AIM: Repeat every record below exactly, but leave out any pictures.

THE RECORDS:
+--

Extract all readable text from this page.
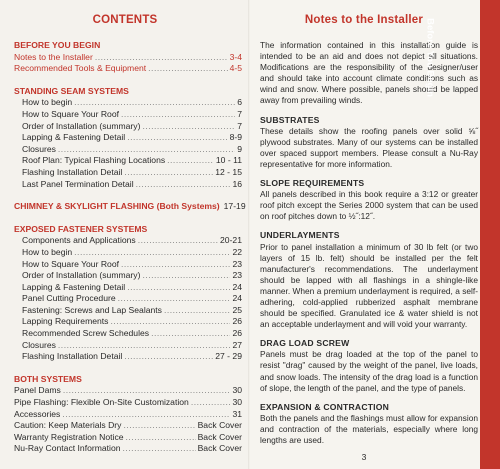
CONTENTS
BEFORE YOU BEGIN
Notes to the Installer .....	3-4
Recommended Tools & Equipment .....	4-5
STANDING SEAM SYSTEMS
How to begin .....	6
How to Square Your Roof .....	7
Order of Installation (summary) .....	7
Lapping & Fastening Detail .....	8-9
Closures .....	9
Roof Plan: Typical Flashing Locations .....	10 - 11
Flashing Installation Detail .....	12 - 15
Last Panel Termination Detail .....	16
CHIMNEY & SKYLIGHT FLASHING (Both Systems) 17-19
EXPOSED FASTENER SYSTEMS
Components and Applications .....	20-21
How to begin .....	22
How to Square Your Roof .....	23
Order of Installation (summary) .....	23
Lapping & Fastening Detail .....	24
Panel Cutting Procedure .....	24
Fastening: Screws and Lap Sealants .....	25
Lapping Requirements .....	26
Recommended Screw Schedules .....	26
Closures .....	27
Flashing Installation Detail .....	27 - 29
BOTH SYSTEMS
Panel Dams .....	30
Pipe Flashing: Flexible On-Site Customization .....	30
Accessories .....	31
Caution: Keep Materials Dry .....	Back Cover
Warranty Registration Notice .....	Back Cover
Nu-Ray Contact Information .....	Back Cover
Notes to the Installer

The information contained in this installation guide is intended to be an aid and does not depict all situations. Modifications are the responsibility of the designer/user and should take into account climate conditions such as wind and snow. Where possible, panels should be lapped away from prevailing winds.

SUBSTRATES

These details show the roofing panels over solid ⅝˝ plywood substrates. Many of our systems can be installed over spaced support members. Please consult a Nu-Ray representative for more information.

SLOPE REQUIREMENTS

All panels described in this book require a 3:12 or greater roof pitch except the Series 2000 system that can be used on roof pitches down to ½˝:12˝.

UNDERLAYMENTS

Prior to panel installation a minimum of 30 lb felt (or two layers of 15 lb. felt) should be installed per the felt manufacturer's recommendations. The underlayment should be lapped with all flashings in a shingle-like manner. When a premium underlayment is required, a self-adhering, cold-applied rubberized asphalt membrane should be specified. Granulated ice & water shield is not an acceptable underlayment and will void your warranty.

DRAG LOAD SCREW

Panels must be drag loaded at the top of the panel to resist "drag" caused by the weight of the panel, live loads, and snow loads. The intensity of the drag load is a function of slope, the length of the panel, and the type of panels.

EXPANSION & CONTRACTION

Both the panels and the flashings must allow for expansion and contraction of the materials, especially where long lengths are used.

3
Before You Begin
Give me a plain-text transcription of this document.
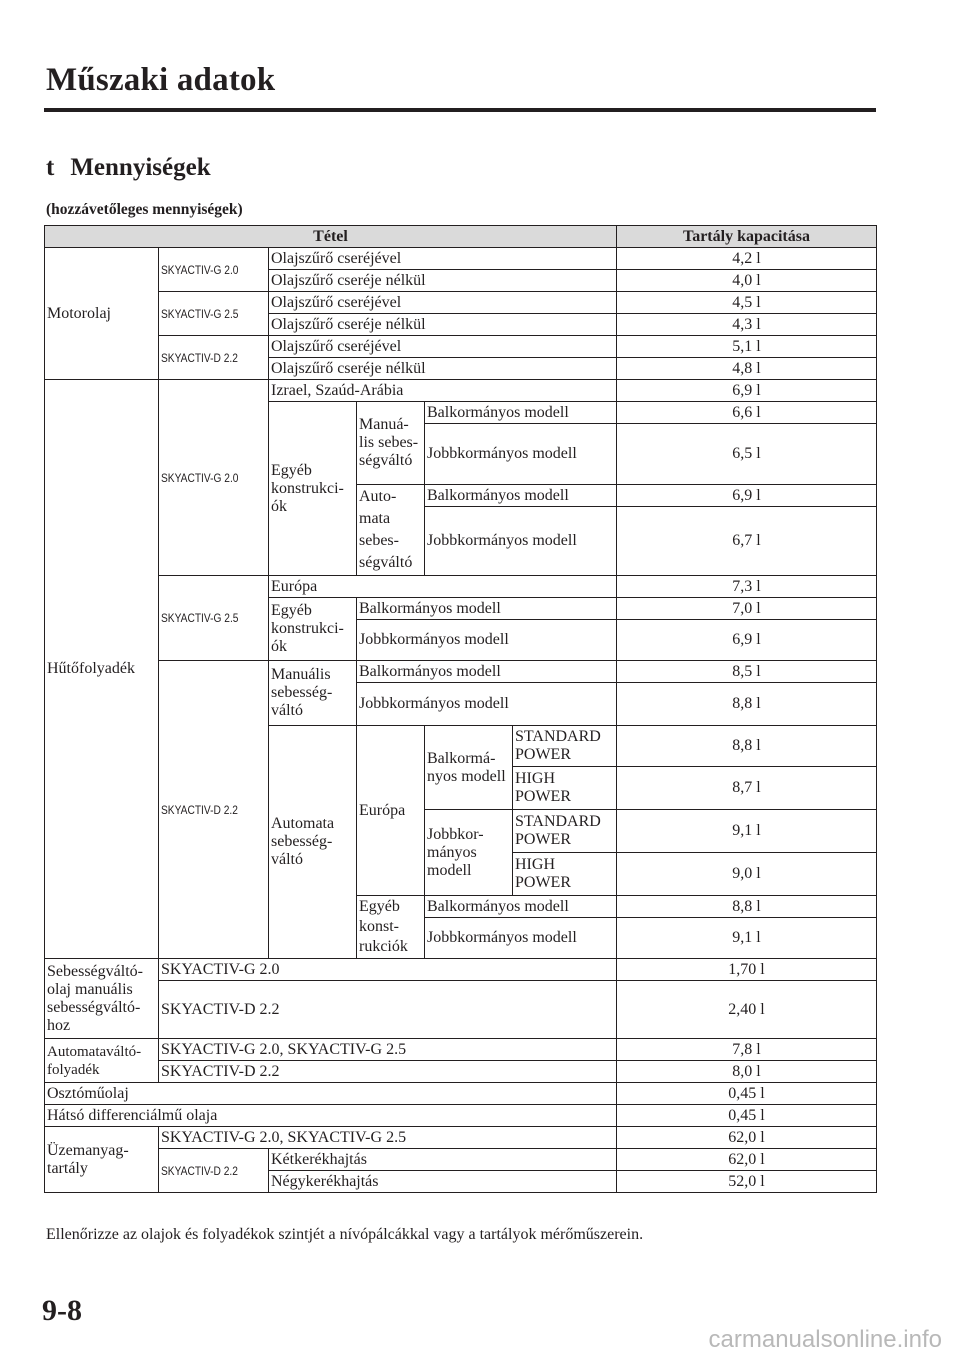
Műszaki adatok
t Mennyiségek
(hozzávetőleges mennyiségek)
Tétel						Tartály kapacitása
Motorolaj	SKYACTIV-G 2.0	Olajszűrő cseréjével				4,2 l
		Olajszűrő cseréje nélkül				4,0 l
	SKYACTIV-G 2.5	Olajszűrő cseréjével				4,5 l
		Olajszűrő cseréje nélkül				4,3 l
	SKYACTIV-D 2.2	Olajszűrő cseréjével				5,1 l
		Olajszűrő cseréje nélkül				4,8 l
Hűtőfolyadék	SKYACTIV-G 2.0	Izrael, Szaúd-Arábia				6,9 l
		Egyéb konstrukci-ók	Manuá-lis sebes-ségváltó	Balkormányos modell		6,6 l
				Jobbkormányos modell		6,5 l
			Auto-mata sebes-ségváltó	Balkormányos modell		6,9 l
				Jobbkormányos modell		6,7 l
	SKYACTIV-G 2.5	Európa				7,3 l
		Egyéb konstrukci-ók	Balkormányos modell			7,0 l
			Jobbkormányos modell			6,9 l
	SKYACTIV-D 2.2	Manuális sebesség-váltó	Balkormányos modell			8,5 l
			Jobbkormányos modell			8,8 l
		Automata sebesség-váltó	Európa	Balkormá-nyos modell	STANDARD POWER	8,8 l

					HIGH POWER	8,7 l

				Jobbkor-mányos modell	STANDARD POWER	9,1 l

					HIGH POWER	9,0 l

			Egyéb konst-rukciók	Balkormányos modell		8,8 l
				Jobbkormányos modell		9,1 l
Sebességváltó-olaj manuális sebességváltó-hoz	SKYACTIV-G 2.0					1,70 l
	SKYACTIV-D 2.2					2,40 l
Automataváltó-folyadék	SKYACTIV-G 2.0, SKYACTIV-G 2.5					7,8 l
	SKYACTIV-D 2.2					8,0 l
Osztóműolaj						0,45 l
Hátsó differenciálmű olaja						0,45 l
Üzemanyag-tartály	SKYACTIV-G 2.0, SKYACTIV-G 2.5					62,0 l
	SKYACTIV-D 2.2	Kétkerékhajtás				62,0 l
		Négykerékhajtás				52,0 l
Ellenőrizze az olajok és folyadékok szintjét a nívópálcákkal vagy a tartályok mérőműszerein.
9-8
carmanualsonline.info
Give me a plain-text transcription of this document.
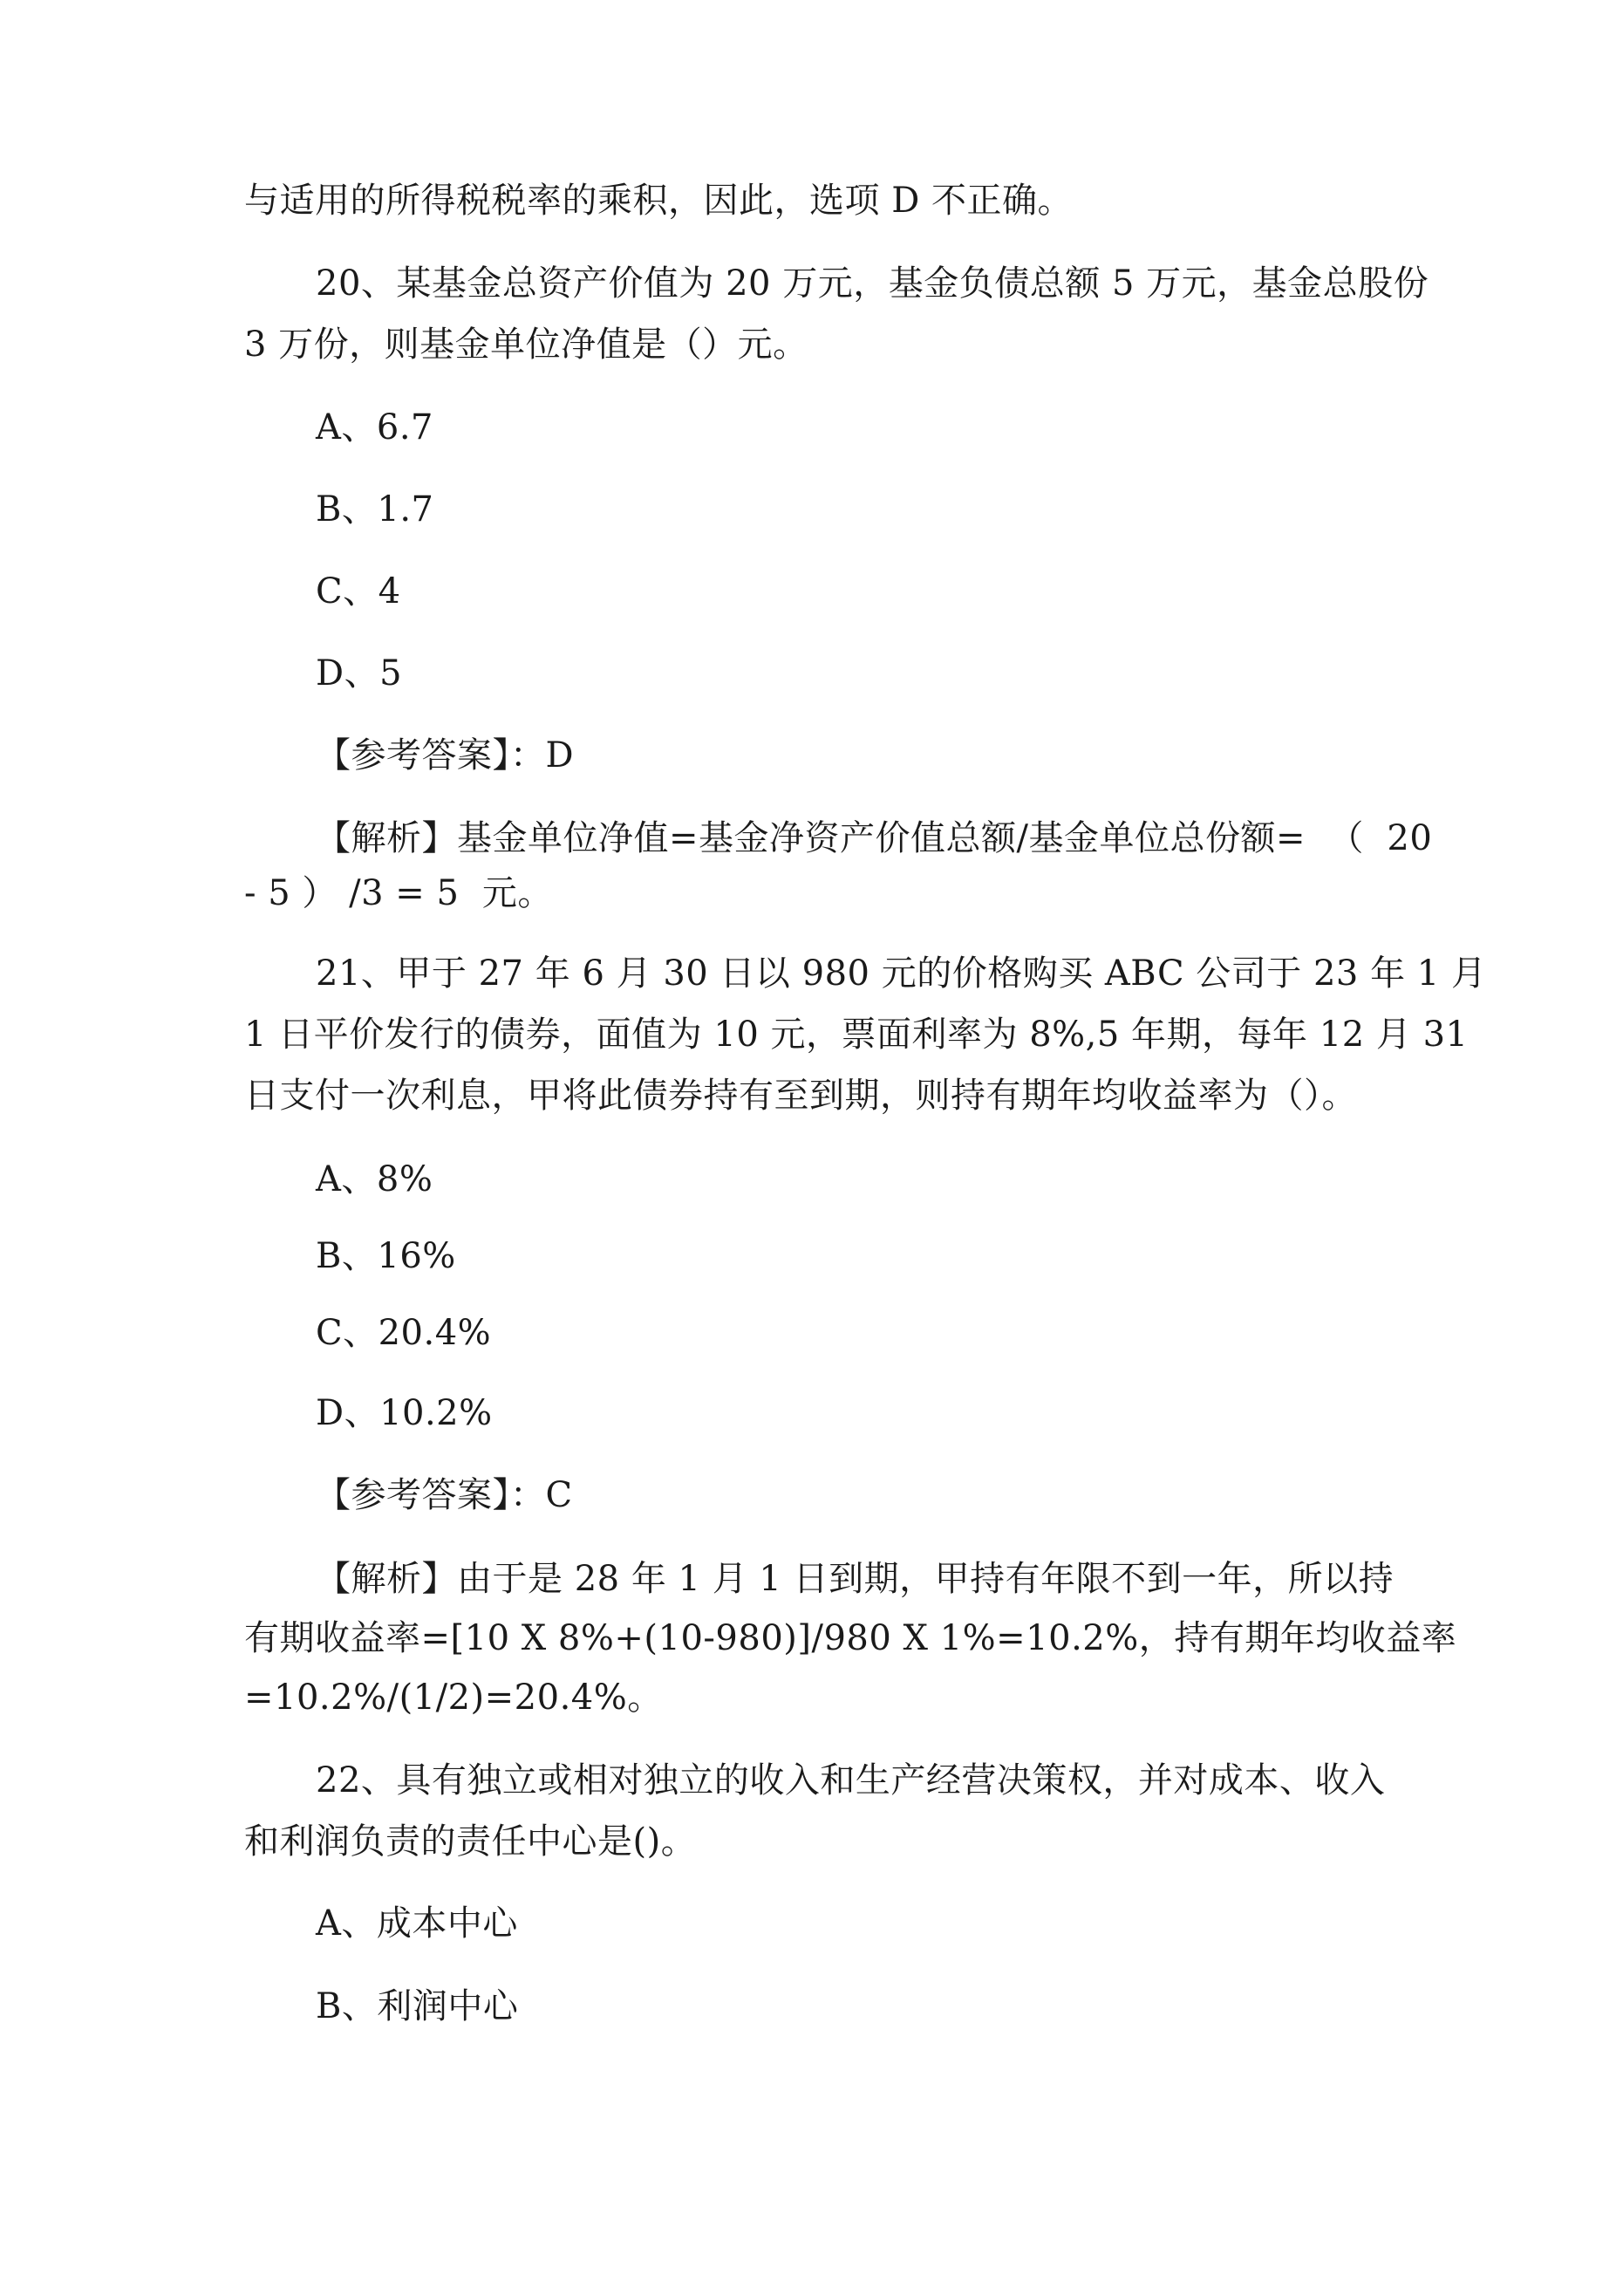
与适用的所得税税率的乘积，因此，选项 D 不正确。
20、某基金总资产价值为 20 万元，基金负债总额 5 万元，基金总股份
3 万份，则基金单位净值是（）元。
A、6.7
B、1.7
C、4
D、5
【参考答案】：D
【解析】基金单位净值=基金净资产价值总额/基金单位总份额=  （  20
- 5 ） /3 = 5  元。
21、甲于 27 年 6 月 30 日以 980 元的价格购买 ABC 公司于 23 年 1 月
1 日平价发行的债券，面值为 10 元，票面利率为 8%,5 年期，每年 12 月 31
日支付一次利息，甲将此债券持有至到期，则持有期年均收益率为（）。
A、8%
B、16%
C、20.4%
D、10.2%
【参考答案】：C
【解析】由于是 28 年 1 月 1 日到期，甲持有年限不到一年，所以持
有期收益率=[10 X 8%+(10-980)]/980 X 1%=10.2%，持有期年均收益率
=10.2%/(1/2)=20.4%。
22、具有独立或相对独立的收入和生产经营决策权，并对成本、收入
和利润负责的责任中心是()。
A、成本中心
B、利润中心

+--

ANSWER BELOW:
Extract all readable text from this page.
CONTENTS
BEFORE YOU BEGIN
Notes to the Installer .....	3-4
Recommended Tools & Equipment .....	4-5
STANDING SEAM SYSTEMS
How to begin .....	6
How to Square Your Roof .....	7
Order of Installation (summary) .....	7
Lapping & Fastening Detail .....	8-9
Closures .....	9
Roof Plan: Typical Flashing Locations .....	10 - 11
Flashing Installation Detail .....	12 - 15
Last Panel Termination Detail .....	16
CHIMNEY & SKYLIGHT FLASHING (Both Systems) 17-19
EXPOSED FASTENER SYSTEMS
Components and Applications .....	20-21
How to begin .....	22
How to Square Your Roof .....	23
Order of Installation (summary) .....	23
Lapping & Fastening Detail .....	24
Panel Cutting Procedure .....	24
Fastening: Screws and Lap Sealants .....	25
Lapping Requirements .....	26
Recommended Screw Schedules .....	26
Closures .....	27
Flashing Installation Detail .....	27 - 29
BOTH SYSTEMS
Panel Dams .....	30
Pipe Flashing: Flexible On-Site Customization .....	30
Accessories .....	31
Caution: Keep Materials Dry .....	Back Cover
Warranty Registration Notice .....	Back Cover
Nu-Ray Contact Information .....	Back Cover
Notes to the Installer

The information contained in this installation guide is intended to be an aid and does not depict all situations. Modifications are the responsibility of the designer/user and should take into account climate conditions such as wind and snow. Where possible, panels should be lapped away from prevailing winds.

SUBSTRATES

These details show the roofing panels over solid ⅝˝ plywood substrates. Many of our systems can be installed over spaced support members. Please consult a Nu-Ray representative for more information.

SLOPE REQUIREMENTS

All panels described in this book require a 3:12 or greater roof pitch except the Series 2000 system that can be used on roof pitches down to ½˝:12˝.

UNDERLAYMENTS

Prior to panel installation a minimum of 30 lb felt (or two layers of 15 lb. felt) should be installed per the felt manufacturer's recommendations. The underlayment should be lapped with all flashings in a shingle-like manner. When a premium underlayment is required, a self-adhering, cold-applied rubberized asphalt membrane should be specified. Granulated ice & water shield is not an acceptable underlayment and will void your warranty.

DRAG LOAD SCREW

Panels must be drag loaded at the top of the panel to resist "drag" caused by the weight of the panel, live loads, and snow loads. The intensity of the drag load is a function of slope, the length of the panel, and the type of panels.

EXPANSION & CONTRACTION

Both the panels and the flashings must allow for expansion and contraction of the materials, especially where long lengths are used.

3
Before You Begin
Give me a plain-text transcription of this document.
Műszaki adatok
t Mennyiségek
(hozzávetőleges mennyiségek)
Tétel						Tartály kapacitása
Motorolaj	SKYACTIV-G 2.0	Olajszűrő cseréjével				4,2 l
		Olajszűrő cseréje nélkül				4,0 l
	SKYACTIV-G 2.5	Olajszűrő cseréjével				4,5 l
		Olajszűrő cseréje nélkül				4,3 l
	SKYACTIV-D 2.2	Olajszűrő cseréjével				5,1 l
		Olajszűrő cseréje nélkül				4,8 l
Hűtőfolyadék	SKYACTIV-G 2.0	Izrael, Szaúd-Arábia				6,9 l
		Egyéb konstrukci-ók	Manuá-lis sebes-ségváltó	Balkormányos modell		6,6 l
				Jobbkormányos modell		6,5 l
			Auto-mata sebes-ségváltó	Balkormányos modell		6,9 l
				Jobbkormányos modell		6,7 l
	SKYACTIV-G 2.5	Európa				7,3 l
		Egyéb konstrukci-ók	Balkormányos modell			7,0 l
			Jobbkormányos modell			6,9 l
	SKYACTIV-D 2.2	Manuális sebesség-váltó	Balkormányos modell			8,5 l
			Jobbkormányos modell			8,8 l
		Automata sebesség-váltó	Európa	Balkormá-nyos modell	STANDARD POWER	8,8 l

					HIGH POWER	8,7 l

				Jobbkor-mányos modell	STANDARD POWER	9,1 l

					HIGH POWER	9,0 l

			Egyéb konst-rukciók	Balkormányos modell		8,8 l
				Jobbkormányos modell		9,1 l
Sebességváltó-olaj manuális sebességváltó-hoz	SKYACTIV-G 2.0					1,70 l
	SKYACTIV-D 2.2					2,40 l
Automataváltó-folyadék	SKYACTIV-G 2.0, SKYACTIV-G 2.5					7,8 l
	SKYACTIV-D 2.2					8,0 l
Osztóműolaj						0,45 l
Hátsó differenciálmű olaja						0,45 l
Üzemanyag-tartály	SKYACTIV-G 2.0, SKYACTIV-G 2.5					62,0 l
	SKYACTIV-D 2.2	Kétkerékhajtás				62,0 l
		Négykerékhajtás				52,0 l
Ellenőrizze az olajok és folyadékok szintjét a nívópálcákkal vagy a tartályok mérőműszerein.
9-8
carmanualsonline.info
Give me a plain-text transcription of this document.
与适用的所得税税率的乘积，因此，选项 D 不正确。
20、某基金总资产价值为 20 万元，基金负债总额 5 万元，基金总股份
3 万份，则基金单位净值是（）元。
A、6.7
B、1.7
C、4
D、5
【参考答案】：D
【解析】基金单位净值=基金净资产价值总额/基金单位总份额=  （  20
- 5 ） /3 = 5  元。
21、甲于 27 年 6 月 30 日以 980 元的价格购买 ABC 公司于 23 年 1 月
1 日平价发行的债券，面值为 10 元，票面利率为 8%,5 年期，每年 12 月 31
日支付一次利息，甲将此债券持有至到期，则持有期年均收益率为（）。
A、8%
B、16%
C、20.4%
D、10.2%
【参考答案】：C
【解析】由于是 28 年 1 月 1 日到期，甲持有年限不到一年，所以持
有期收益率=[10 X 8%+(10-980)]/980 X 1%=10.2%，持有期年均收益率
=10.2%/(1/2)=20.4%。
22、具有独立或相对独立的收入和生产经营决策权，并对成本、收入
和利润负责的责任中心是()。
A、成本中心
B、利润中心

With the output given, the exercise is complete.